### Task instructions:
Output every entry exactly as written, but omit the pictures.

### Recorded information:
[START]

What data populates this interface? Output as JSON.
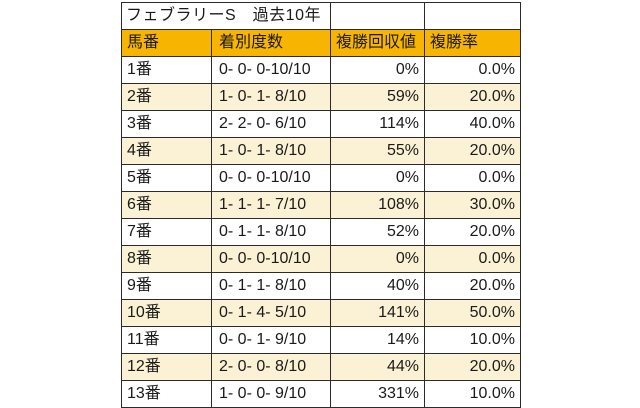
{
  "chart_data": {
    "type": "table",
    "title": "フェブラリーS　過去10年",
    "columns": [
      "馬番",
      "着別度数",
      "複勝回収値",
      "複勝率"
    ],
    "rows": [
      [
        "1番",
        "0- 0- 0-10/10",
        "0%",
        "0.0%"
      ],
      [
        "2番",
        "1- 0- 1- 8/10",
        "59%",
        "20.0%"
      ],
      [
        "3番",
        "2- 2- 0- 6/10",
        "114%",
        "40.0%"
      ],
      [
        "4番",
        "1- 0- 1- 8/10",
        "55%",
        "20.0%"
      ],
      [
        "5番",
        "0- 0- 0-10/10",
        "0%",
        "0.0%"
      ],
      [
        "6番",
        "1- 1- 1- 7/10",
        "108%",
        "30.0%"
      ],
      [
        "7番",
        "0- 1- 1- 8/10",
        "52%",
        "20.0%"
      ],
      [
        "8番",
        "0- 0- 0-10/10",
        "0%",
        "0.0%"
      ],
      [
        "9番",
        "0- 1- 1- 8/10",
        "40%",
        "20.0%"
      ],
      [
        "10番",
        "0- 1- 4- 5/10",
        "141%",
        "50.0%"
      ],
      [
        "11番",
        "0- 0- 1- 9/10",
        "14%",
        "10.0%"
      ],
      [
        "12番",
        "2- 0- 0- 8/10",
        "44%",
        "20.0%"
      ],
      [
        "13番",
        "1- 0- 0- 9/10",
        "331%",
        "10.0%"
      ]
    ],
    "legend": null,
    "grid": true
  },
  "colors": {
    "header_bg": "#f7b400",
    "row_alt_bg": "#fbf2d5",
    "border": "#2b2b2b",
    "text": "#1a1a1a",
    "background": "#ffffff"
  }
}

[END]

### Full solution:
What data populates this interface? Output as JSON.
{
  "chart_data": {
    "type": "table",
    "title": "フェブラリーS　過去10年",
    "columns": [
      "馬番",
      "着別度数",
      "複勝回収値",
      "複勝率"
    ],
    "rows": [
      [
        "1番",
        "0- 0- 0-10/10",
        "0%",
        "0.0%"
      ],
      [
        "2番",
        "1- 0- 1- 8/10",
        "59%",
        "20.0%"
      ],
      [
        "3番",
        "2- 2- 0- 6/10",
        "114%",
        "40.0%"
      ],
      [
        "4番",
        "1- 0- 1- 8/10",
        "55%",
        "20.0%"
      ],
      [
        "5番",
        "0- 0- 0-10/10",
        "0%",
        "0.0%"
      ],
      [
        "6番",
        "1- 1- 1- 7/10",
        "108%",
        "30.0%"
      ],
      [
        "7番",
        "0- 1- 1- 8/10",
        "52%",
        "20.0%"
      ],
      [
        "8番",
        "0- 0- 0-10/10",
        "0%",
        "0.0%"
      ],
      [
        "9番",
        "0- 1- 1- 8/10",
        "40%",
        "20.0%"
      ],
      [
        "10番",
        "0- 1- 4- 5/10",
        "141%",
        "50.0%"
      ],
      [
        "11番",
        "0- 0- 1- 9/10",
        "14%",
        "10.0%"
      ],
      [
        "12番",
        "2- 0- 0- 8/10",
        "44%",
        "20.0%"
      ],
      [
        "13番",
        "1- 0- 0- 9/10",
        "331%",
        "10.0%"
      ]
    ],
    "legend": null,
    "grid": true
  },
  "colors": {
    "header_bg": "#f7b400",
    "row_alt_bg": "#fbf2d5",
    "border": "#2b2b2b",
    "text": "#1a1a1a",
    "background": "#ffffff"
  }
}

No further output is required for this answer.